TASK BRIEF: Report every line of the listing that contains the string "face".
>> start
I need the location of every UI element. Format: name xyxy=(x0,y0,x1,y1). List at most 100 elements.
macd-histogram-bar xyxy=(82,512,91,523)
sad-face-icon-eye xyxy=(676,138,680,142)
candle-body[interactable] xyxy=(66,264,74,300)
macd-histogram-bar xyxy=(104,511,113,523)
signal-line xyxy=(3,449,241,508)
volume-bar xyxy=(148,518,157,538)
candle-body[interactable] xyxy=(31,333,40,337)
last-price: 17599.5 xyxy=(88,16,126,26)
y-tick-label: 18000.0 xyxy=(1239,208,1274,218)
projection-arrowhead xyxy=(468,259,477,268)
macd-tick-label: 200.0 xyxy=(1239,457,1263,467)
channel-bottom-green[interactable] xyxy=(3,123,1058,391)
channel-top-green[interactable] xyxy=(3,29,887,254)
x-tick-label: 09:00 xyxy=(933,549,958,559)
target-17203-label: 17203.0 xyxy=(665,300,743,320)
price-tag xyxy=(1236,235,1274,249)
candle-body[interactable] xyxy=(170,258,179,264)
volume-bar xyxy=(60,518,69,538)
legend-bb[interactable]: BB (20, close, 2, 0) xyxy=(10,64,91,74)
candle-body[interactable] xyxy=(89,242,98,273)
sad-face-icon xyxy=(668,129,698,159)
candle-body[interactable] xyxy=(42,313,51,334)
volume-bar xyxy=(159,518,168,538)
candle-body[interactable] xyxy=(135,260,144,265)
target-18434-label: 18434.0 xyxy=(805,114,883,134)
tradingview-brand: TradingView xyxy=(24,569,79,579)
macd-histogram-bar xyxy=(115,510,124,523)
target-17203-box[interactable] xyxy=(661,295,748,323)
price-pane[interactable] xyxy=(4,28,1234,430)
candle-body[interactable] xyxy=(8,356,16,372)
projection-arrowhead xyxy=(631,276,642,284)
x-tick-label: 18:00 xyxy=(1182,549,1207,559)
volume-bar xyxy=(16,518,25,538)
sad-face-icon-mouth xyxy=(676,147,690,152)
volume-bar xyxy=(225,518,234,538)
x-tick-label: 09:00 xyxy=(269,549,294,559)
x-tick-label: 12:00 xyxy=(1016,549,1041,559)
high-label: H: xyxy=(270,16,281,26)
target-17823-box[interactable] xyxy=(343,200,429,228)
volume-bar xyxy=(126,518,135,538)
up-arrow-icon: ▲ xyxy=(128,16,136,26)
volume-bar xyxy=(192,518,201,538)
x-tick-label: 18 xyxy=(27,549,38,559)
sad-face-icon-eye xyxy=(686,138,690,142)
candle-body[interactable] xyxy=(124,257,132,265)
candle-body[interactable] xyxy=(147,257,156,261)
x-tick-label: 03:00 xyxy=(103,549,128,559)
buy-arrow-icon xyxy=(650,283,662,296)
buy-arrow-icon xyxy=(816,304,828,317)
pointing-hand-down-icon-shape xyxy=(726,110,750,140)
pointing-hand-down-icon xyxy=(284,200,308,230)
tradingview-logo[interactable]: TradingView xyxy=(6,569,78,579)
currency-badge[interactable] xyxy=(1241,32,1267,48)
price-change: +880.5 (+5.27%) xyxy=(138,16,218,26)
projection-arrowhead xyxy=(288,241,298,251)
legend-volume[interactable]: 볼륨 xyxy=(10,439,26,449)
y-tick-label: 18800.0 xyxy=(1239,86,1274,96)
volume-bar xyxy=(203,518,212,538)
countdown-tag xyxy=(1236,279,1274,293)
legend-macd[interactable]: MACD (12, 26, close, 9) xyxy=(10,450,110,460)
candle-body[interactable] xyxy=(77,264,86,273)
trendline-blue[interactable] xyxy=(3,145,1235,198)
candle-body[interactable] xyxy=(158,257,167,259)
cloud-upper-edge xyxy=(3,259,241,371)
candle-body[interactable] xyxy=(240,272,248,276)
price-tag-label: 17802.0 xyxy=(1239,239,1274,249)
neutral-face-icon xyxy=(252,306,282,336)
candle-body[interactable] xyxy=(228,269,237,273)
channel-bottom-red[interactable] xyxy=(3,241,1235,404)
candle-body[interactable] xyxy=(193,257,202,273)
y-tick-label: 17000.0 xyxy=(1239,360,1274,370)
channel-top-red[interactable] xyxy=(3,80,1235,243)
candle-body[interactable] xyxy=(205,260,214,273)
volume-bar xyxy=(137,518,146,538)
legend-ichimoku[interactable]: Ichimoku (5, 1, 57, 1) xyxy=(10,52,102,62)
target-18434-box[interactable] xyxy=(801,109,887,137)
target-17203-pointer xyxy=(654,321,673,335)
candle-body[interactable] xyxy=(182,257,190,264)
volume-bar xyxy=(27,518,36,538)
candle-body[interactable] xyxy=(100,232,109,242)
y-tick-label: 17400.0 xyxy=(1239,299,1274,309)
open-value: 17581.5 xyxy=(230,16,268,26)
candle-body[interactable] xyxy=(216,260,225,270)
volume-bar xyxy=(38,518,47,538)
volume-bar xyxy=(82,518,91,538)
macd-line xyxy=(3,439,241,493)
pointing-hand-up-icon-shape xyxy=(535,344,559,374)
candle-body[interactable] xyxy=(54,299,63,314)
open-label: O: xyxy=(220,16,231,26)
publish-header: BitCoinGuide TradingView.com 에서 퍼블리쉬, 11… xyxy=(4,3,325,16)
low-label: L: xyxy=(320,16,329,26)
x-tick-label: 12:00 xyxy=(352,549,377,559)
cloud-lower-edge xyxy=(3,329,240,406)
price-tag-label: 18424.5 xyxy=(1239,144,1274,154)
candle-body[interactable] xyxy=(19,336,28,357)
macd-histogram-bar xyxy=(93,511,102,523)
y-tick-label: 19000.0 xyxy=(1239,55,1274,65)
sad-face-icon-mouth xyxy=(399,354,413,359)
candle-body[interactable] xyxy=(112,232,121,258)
>> end
OUTPUT OF THE EXERCISE:
sad-face-icon-eye xyxy=(676,138,680,142)
sad-face-icon xyxy=(668,129,698,159)
sad-face-icon-mouth xyxy=(676,147,690,152)
sad-face-icon-eye xyxy=(686,138,690,142)
neutral-face-icon xyxy=(252,306,282,336)
sad-face-icon-mouth xyxy=(399,354,413,359)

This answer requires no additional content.